# What is required
Copy out all the records, word for word.

Data entries
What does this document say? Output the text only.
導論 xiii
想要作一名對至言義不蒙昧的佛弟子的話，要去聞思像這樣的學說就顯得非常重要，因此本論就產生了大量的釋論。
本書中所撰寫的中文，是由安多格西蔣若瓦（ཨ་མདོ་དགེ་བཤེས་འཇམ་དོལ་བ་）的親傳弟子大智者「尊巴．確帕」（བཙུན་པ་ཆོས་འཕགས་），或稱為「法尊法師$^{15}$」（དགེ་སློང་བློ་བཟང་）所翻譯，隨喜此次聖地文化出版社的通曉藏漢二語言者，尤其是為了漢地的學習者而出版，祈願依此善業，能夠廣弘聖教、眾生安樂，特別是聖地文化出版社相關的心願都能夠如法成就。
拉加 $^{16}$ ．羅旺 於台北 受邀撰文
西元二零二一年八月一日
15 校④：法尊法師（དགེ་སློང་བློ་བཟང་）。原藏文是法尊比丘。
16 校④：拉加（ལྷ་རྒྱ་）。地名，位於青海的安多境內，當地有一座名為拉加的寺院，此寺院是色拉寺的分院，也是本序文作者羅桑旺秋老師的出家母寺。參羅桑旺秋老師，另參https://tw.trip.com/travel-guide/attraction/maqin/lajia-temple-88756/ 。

# Full response
What does this document say? Output the text only.
導論 xiii
想要作一名對至言義不蒙昧的佛弟子的話，要去聞思像這樣的學說就顯得非常重要，因此本論就產生了大量的釋論。
本書中所撰寫的中文，是由安多格西蔣若瓦（ཨ་མདོ་དགེ་བཤེས་འཇམ་དོལ་བ་）的親傳弟子大智者「尊巴．確帕」（བཙུན་པ་ཆོས་འཕགས་），或稱為「法尊法師$^{15}$」（དགེ་སློང་བློ་བཟང་）所翻譯，隨喜此次聖地文化出版社的通曉藏漢二語言者，尤其是為了漢地的學習者而出版，祈願依此善業，能夠廣弘聖教、眾生安樂，特別是聖地文化出版社相關的心願都能夠如法成就。
拉加 $^{16}$ ．羅旺 於台北 受邀撰文
西元二零二一年八月一日
15 校④：法尊法師（དགེ་སློང་བློ་བཟང་）。原藏文是法尊比丘。
16 校④：拉加（ལྷ་རྒྱ་）。地名，位於青海的安多境內，當地有一座名為拉加的寺院，此寺院是色拉寺的分院，也是本序文作者羅桑旺秋老師的出家母寺。參羅桑旺秋老師，另參https://tw.trip.com/travel-guide/attraction/maqin/lajia-temple-88756/ 。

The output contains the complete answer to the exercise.